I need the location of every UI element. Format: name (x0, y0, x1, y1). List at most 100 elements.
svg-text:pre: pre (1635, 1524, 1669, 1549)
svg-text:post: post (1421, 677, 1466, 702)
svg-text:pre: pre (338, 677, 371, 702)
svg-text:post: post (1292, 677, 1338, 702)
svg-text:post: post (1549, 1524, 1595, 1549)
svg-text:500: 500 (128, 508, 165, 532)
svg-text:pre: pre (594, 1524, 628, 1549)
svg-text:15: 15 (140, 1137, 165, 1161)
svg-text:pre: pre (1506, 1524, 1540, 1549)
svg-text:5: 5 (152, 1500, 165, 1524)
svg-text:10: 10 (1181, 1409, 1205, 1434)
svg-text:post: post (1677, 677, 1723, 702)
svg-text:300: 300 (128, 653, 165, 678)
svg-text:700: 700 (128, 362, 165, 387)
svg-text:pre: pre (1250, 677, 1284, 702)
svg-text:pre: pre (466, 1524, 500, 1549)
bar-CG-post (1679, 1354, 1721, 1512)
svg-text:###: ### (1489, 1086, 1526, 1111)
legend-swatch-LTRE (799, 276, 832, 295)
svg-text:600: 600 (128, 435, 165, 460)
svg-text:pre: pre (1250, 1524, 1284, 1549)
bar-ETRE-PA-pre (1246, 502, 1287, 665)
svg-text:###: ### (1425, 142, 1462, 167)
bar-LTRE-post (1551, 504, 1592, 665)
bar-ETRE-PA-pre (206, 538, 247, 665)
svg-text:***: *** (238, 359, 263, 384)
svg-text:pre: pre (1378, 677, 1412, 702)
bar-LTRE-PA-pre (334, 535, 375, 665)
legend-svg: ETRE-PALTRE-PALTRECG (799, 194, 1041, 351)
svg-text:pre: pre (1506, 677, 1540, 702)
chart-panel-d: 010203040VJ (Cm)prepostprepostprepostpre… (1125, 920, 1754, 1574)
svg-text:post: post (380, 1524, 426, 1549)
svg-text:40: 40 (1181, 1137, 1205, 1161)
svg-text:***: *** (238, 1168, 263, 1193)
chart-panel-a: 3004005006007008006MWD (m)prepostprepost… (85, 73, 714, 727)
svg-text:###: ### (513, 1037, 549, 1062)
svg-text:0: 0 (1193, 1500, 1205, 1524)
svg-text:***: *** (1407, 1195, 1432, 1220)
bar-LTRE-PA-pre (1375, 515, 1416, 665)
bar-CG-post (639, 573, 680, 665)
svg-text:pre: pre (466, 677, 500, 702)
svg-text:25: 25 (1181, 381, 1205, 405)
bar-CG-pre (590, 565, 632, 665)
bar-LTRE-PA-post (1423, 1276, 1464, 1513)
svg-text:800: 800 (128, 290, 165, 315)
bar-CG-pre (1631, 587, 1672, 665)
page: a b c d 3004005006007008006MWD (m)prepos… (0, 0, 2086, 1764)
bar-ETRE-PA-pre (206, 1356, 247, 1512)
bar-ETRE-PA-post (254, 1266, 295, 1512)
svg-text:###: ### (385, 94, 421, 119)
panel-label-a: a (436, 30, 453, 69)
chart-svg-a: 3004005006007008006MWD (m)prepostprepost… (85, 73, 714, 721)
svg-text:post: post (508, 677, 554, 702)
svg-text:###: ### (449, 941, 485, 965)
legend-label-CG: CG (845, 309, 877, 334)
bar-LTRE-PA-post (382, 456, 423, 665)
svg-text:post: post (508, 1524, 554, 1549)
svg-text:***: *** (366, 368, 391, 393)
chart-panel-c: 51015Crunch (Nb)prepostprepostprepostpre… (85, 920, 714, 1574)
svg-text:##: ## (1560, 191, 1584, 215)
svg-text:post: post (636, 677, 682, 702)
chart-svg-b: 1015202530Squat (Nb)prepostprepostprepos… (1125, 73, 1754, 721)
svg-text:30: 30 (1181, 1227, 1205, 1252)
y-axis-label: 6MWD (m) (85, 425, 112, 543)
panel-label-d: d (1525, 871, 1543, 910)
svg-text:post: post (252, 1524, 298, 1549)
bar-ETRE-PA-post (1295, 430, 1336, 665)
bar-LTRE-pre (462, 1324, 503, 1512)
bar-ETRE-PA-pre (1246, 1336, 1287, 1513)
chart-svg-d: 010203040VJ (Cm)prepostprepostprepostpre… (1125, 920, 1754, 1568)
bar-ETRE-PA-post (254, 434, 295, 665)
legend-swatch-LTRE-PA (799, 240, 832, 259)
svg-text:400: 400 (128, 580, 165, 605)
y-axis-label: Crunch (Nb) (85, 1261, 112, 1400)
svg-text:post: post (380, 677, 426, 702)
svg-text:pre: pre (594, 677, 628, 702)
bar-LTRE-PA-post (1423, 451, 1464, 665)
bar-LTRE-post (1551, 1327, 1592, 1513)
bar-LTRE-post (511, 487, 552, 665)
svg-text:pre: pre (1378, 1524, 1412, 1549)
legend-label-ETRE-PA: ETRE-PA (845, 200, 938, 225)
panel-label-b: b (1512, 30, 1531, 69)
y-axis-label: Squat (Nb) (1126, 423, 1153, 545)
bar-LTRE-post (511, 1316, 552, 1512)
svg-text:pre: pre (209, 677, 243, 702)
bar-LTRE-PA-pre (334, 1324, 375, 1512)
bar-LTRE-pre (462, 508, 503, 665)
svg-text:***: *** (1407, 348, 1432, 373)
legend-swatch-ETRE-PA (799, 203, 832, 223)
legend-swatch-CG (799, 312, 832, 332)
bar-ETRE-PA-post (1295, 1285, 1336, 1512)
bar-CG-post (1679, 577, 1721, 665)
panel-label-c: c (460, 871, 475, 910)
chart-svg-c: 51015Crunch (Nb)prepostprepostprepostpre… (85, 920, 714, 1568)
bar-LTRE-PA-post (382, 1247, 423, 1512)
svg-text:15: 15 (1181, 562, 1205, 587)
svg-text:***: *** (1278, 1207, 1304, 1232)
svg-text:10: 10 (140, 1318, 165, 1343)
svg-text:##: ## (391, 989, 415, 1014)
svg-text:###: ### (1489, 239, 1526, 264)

----------------

Exercise instructions:
Lay out the entries from the start through the line containing "svg-text:pre: pre (594, 1524, 628, 1549)" as a numbered list, omitting any blank lines.

Answer in full:
1. I need the location of every UI element. Format: name (x0, y0, x1, y1). List at most 100 elements.
2. svg-text:pre: pre (1635, 1524, 1669, 1549)
3. svg-text:post: post (1421, 677, 1466, 702)
4. svg-text:pre: pre (338, 677, 371, 702)
5. svg-text:post: post (1292, 677, 1338, 702)
6. svg-text:post: post (1549, 1524, 1595, 1549)
7. svg-text:500: 500 (128, 508, 165, 532)
8. svg-text:pre: pre (594, 1524, 628, 1549)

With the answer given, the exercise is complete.